Stored data:
## START
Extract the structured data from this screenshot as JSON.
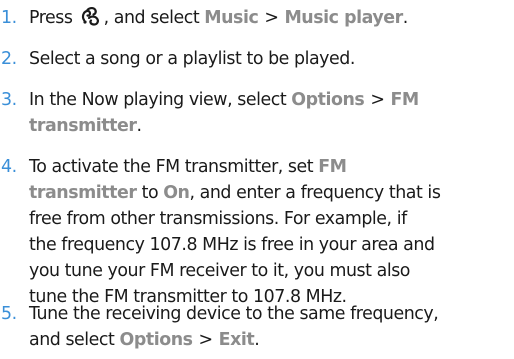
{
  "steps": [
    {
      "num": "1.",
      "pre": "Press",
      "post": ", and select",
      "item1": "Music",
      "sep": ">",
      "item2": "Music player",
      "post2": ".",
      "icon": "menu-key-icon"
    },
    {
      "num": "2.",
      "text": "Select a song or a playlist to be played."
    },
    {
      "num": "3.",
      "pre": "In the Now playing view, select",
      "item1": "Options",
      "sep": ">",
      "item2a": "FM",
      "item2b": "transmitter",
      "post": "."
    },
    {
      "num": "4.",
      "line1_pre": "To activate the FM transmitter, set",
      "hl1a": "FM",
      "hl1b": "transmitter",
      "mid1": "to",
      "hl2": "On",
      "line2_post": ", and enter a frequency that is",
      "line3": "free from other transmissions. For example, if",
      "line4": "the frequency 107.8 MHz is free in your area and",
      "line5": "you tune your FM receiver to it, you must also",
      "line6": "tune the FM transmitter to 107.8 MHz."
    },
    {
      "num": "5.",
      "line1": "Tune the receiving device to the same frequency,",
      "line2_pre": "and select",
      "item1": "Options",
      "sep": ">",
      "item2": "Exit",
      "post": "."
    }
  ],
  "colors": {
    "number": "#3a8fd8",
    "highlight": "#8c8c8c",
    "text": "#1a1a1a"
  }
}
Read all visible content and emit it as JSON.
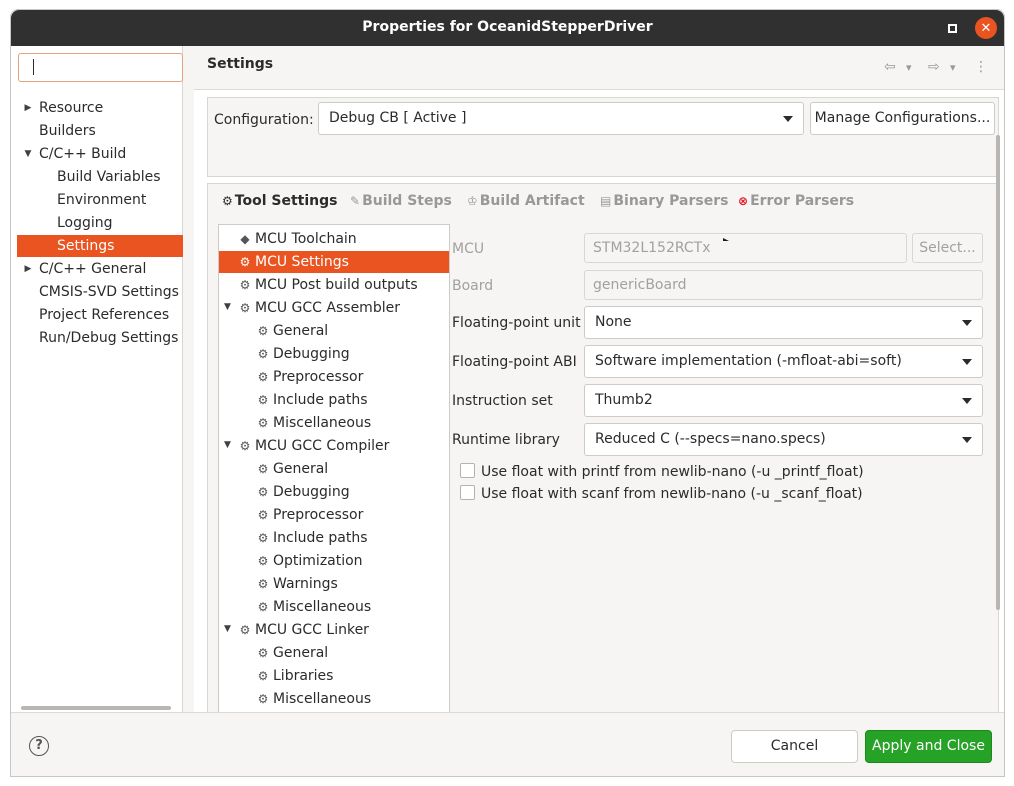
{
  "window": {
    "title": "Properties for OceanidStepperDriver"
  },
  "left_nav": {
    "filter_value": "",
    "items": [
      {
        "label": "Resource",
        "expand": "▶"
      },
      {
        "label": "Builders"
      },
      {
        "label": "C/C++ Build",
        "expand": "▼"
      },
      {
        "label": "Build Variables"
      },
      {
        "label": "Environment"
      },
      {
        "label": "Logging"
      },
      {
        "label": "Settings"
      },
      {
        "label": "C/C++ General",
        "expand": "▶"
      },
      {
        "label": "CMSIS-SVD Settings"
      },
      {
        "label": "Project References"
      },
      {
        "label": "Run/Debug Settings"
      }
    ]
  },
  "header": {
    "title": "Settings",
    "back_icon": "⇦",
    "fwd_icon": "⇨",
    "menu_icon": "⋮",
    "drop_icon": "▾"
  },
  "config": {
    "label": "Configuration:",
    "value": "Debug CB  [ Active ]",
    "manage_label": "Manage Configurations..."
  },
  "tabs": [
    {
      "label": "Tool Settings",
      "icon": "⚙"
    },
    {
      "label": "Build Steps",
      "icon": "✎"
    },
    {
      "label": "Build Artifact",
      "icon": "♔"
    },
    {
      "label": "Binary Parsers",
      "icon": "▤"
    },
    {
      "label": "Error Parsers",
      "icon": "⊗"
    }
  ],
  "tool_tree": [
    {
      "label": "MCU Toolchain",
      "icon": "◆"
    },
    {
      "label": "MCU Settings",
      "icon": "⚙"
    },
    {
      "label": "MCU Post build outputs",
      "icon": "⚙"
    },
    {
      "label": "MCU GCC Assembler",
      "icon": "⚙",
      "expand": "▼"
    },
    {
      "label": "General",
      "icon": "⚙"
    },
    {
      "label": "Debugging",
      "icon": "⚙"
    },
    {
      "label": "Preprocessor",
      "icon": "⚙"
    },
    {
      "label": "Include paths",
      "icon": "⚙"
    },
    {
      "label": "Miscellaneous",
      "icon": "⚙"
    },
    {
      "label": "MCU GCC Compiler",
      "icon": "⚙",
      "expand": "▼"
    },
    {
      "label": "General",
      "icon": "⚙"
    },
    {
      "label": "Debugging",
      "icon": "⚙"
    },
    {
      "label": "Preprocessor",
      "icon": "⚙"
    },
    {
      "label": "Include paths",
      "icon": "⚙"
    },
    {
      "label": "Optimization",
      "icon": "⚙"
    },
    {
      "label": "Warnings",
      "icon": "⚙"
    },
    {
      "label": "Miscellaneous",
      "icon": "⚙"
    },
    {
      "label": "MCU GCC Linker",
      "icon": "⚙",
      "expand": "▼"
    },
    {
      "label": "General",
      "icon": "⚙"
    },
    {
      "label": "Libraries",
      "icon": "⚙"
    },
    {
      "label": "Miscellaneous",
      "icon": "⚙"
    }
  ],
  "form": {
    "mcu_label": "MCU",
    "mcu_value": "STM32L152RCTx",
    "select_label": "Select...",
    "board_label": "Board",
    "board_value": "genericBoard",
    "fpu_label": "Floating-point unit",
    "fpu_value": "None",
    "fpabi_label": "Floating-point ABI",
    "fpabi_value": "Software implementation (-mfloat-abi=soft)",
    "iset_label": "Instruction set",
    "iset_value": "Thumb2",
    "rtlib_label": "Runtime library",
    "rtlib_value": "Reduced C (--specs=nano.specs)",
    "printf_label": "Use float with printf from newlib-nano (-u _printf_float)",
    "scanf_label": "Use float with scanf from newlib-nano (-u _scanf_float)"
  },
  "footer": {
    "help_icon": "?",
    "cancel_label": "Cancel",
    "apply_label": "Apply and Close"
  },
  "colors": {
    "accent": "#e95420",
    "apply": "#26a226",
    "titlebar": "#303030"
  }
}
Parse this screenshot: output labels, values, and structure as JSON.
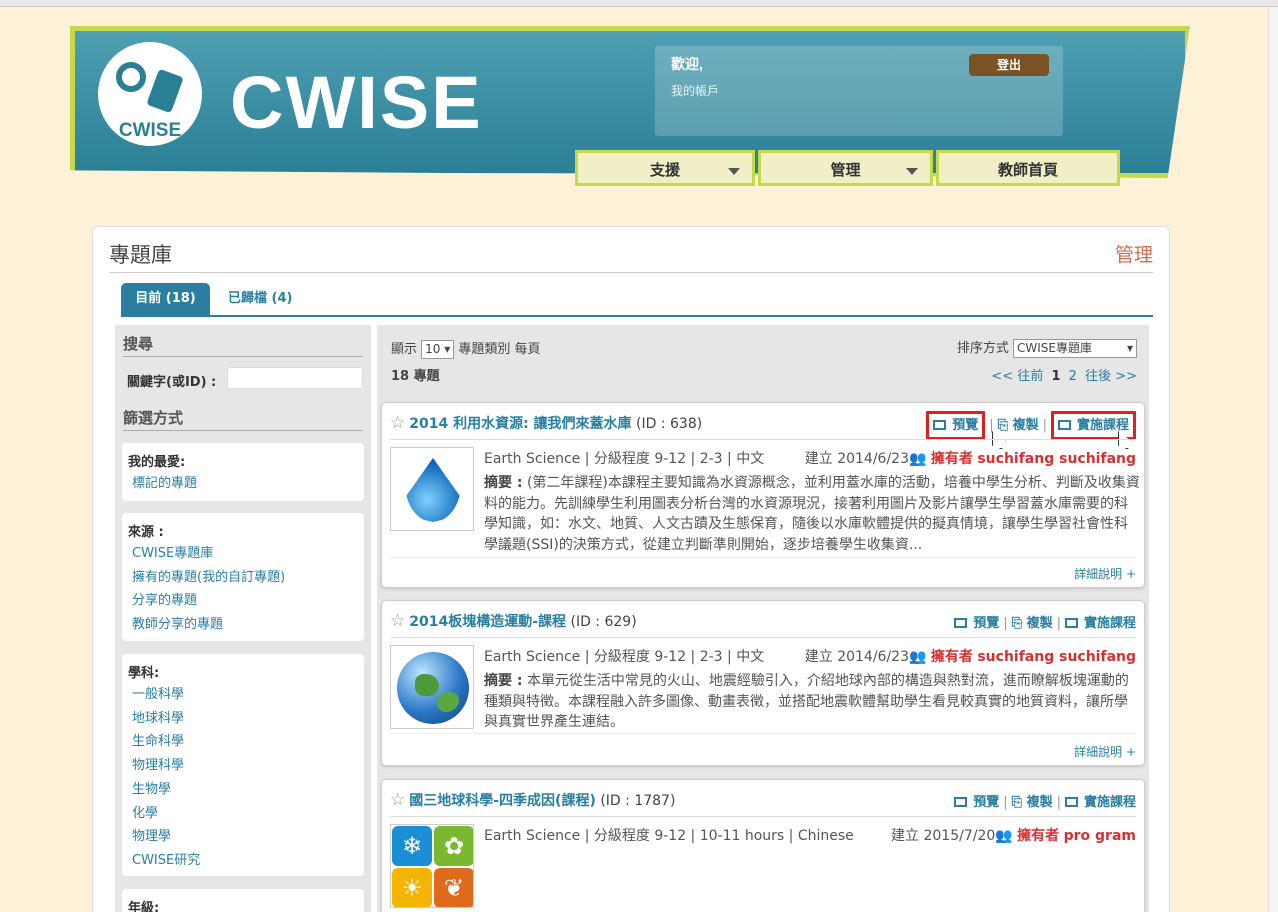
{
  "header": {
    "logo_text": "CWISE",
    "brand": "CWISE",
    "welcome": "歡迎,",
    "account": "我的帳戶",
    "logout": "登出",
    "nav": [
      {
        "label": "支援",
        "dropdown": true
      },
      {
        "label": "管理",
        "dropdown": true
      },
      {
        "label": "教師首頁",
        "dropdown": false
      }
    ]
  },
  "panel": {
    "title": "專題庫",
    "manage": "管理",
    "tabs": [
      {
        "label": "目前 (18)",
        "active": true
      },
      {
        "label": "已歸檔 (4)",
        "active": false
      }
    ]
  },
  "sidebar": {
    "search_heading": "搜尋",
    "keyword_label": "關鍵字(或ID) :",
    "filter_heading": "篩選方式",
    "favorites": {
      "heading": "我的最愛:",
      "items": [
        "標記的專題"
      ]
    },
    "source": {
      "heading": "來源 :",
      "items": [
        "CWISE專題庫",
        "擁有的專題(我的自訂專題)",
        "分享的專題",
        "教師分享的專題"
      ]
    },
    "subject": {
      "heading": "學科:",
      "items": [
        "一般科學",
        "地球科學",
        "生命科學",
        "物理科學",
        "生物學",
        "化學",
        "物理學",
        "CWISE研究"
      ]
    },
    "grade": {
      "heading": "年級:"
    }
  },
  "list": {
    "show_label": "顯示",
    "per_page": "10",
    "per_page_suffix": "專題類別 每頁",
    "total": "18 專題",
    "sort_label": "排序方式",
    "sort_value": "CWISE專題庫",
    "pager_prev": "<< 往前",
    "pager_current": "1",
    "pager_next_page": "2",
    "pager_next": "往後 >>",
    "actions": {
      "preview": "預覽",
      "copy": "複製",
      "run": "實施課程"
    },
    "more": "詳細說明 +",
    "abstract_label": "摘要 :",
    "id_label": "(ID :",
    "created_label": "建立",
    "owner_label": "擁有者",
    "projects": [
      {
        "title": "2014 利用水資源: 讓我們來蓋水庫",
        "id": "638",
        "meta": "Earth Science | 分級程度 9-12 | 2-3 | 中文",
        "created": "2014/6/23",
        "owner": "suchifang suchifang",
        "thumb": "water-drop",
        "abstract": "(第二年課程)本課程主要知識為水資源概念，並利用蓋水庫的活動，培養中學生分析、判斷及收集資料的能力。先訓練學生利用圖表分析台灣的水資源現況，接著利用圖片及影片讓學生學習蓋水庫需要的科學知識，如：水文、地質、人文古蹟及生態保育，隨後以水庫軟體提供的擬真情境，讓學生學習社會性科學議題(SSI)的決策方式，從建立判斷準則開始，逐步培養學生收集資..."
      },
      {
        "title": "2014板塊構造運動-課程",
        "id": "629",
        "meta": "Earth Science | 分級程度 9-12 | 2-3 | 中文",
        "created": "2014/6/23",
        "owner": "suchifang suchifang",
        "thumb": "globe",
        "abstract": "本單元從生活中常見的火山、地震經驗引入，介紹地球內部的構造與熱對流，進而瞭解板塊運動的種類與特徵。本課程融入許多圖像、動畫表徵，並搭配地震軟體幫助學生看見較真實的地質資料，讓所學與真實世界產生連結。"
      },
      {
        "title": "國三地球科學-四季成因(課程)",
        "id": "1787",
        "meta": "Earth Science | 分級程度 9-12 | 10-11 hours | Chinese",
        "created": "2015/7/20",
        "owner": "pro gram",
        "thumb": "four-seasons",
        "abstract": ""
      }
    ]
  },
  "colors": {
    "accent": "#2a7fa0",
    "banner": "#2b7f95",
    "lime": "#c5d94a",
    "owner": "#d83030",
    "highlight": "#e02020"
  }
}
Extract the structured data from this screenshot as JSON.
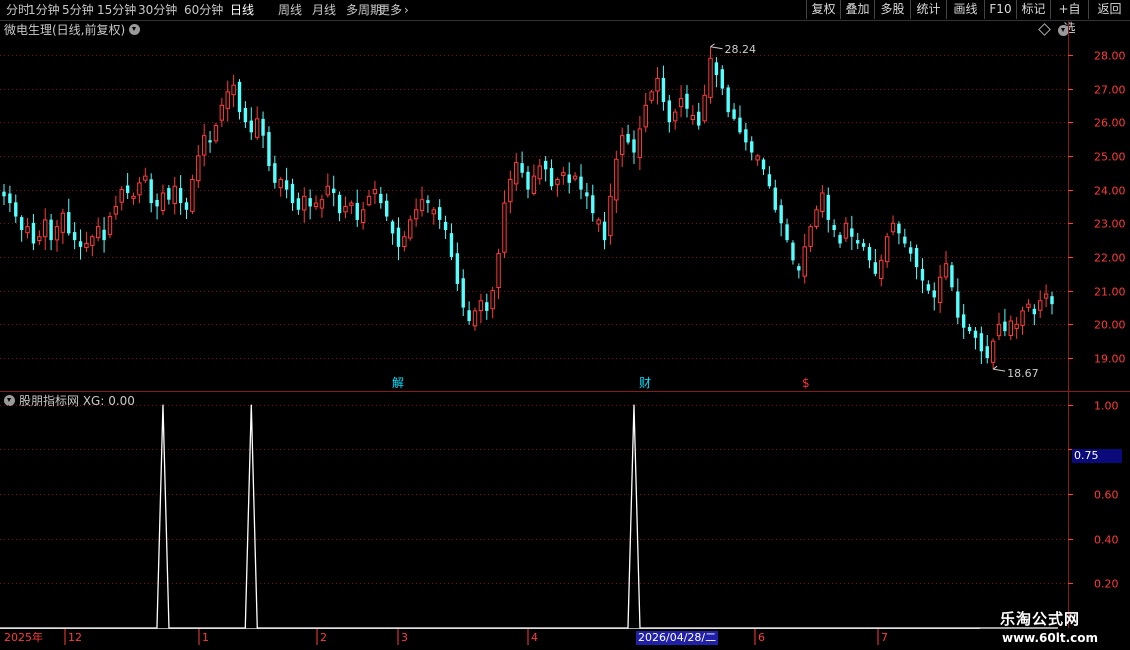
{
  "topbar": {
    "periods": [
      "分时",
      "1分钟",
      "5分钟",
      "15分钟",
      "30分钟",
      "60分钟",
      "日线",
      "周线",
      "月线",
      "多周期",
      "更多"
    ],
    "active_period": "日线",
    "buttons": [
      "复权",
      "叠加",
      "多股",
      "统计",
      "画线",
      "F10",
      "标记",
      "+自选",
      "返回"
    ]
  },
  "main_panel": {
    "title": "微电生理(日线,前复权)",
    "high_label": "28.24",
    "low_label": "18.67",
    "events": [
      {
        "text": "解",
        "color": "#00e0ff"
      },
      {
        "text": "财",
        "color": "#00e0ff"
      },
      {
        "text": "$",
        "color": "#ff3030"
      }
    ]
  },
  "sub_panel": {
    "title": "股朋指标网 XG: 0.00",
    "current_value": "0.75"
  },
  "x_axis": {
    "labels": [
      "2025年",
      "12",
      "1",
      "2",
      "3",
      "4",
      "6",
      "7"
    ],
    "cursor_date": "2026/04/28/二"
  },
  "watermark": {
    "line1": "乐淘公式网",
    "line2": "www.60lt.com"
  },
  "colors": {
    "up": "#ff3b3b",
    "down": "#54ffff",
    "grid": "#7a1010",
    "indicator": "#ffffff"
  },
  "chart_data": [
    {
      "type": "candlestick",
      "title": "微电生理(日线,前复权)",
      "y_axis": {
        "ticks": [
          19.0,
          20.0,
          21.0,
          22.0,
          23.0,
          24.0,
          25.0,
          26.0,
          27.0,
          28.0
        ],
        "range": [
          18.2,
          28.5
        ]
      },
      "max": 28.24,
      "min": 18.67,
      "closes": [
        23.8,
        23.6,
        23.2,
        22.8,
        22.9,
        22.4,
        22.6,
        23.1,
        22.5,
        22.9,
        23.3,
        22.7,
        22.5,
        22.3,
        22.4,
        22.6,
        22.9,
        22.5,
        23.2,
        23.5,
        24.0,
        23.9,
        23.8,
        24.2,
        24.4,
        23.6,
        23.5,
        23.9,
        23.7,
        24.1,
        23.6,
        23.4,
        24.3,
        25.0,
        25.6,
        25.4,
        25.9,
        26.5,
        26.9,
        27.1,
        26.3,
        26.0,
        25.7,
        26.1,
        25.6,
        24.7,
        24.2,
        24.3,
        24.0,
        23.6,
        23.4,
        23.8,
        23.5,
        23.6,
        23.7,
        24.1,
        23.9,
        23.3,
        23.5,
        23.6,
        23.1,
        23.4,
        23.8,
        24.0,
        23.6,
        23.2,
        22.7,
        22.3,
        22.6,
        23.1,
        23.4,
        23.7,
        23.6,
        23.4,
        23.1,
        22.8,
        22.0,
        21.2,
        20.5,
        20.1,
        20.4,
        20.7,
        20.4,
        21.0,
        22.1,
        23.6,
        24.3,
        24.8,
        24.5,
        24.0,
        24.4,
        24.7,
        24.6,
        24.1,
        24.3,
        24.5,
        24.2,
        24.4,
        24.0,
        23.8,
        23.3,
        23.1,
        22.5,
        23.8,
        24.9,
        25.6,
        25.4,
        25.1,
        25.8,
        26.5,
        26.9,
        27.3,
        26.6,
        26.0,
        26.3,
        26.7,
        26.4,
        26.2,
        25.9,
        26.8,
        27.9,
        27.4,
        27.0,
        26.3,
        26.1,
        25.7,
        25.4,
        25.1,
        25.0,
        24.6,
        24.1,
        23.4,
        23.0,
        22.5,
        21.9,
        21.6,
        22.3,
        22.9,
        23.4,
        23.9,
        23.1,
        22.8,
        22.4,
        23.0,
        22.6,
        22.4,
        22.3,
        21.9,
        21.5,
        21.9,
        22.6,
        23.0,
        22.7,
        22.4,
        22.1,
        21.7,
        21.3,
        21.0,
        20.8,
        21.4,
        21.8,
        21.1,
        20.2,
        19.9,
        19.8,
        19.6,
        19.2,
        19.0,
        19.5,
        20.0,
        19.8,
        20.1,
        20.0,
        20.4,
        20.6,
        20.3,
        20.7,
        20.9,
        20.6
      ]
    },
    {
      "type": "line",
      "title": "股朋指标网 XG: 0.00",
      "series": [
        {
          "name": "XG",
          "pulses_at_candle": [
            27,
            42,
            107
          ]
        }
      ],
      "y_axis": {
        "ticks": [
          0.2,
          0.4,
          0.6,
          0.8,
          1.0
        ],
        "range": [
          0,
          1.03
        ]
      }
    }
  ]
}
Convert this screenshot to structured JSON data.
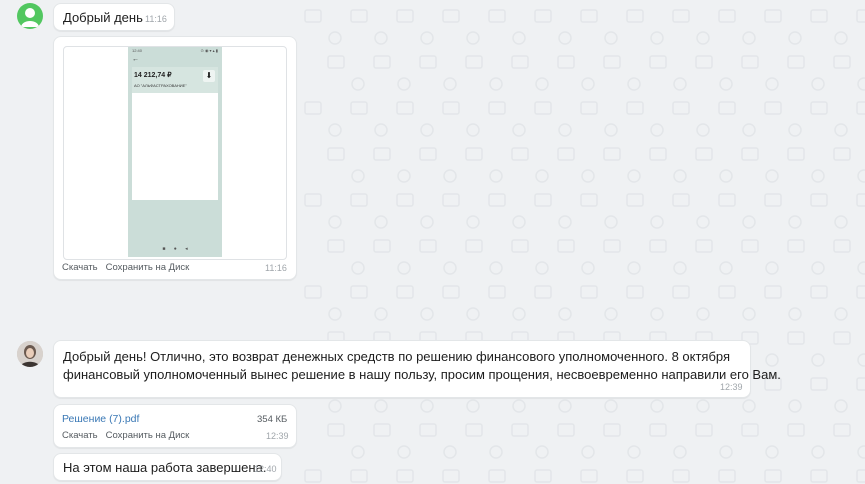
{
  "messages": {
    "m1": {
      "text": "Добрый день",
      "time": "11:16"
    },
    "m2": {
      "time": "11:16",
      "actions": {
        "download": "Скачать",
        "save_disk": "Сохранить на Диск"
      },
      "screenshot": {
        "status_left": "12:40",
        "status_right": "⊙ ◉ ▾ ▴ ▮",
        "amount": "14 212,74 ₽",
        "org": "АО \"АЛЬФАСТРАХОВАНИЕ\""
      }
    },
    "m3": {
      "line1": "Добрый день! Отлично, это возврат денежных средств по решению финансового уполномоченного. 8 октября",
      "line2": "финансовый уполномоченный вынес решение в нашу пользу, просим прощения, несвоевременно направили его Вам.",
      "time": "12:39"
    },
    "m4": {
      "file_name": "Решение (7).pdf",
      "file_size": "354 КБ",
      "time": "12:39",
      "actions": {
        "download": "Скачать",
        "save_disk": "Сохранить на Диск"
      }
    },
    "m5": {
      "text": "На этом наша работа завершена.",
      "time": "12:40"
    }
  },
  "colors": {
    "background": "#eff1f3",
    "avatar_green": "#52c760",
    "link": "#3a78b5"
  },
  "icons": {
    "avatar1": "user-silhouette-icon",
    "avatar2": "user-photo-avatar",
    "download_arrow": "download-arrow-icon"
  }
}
## END
Directive:
Using the listing above, gather each line that holds the string "free" and copy it.

Solution:
      "line3": "free from other transmissions. For example, if",
      "line4": "the frequency 107.8 MHz is free in your area and",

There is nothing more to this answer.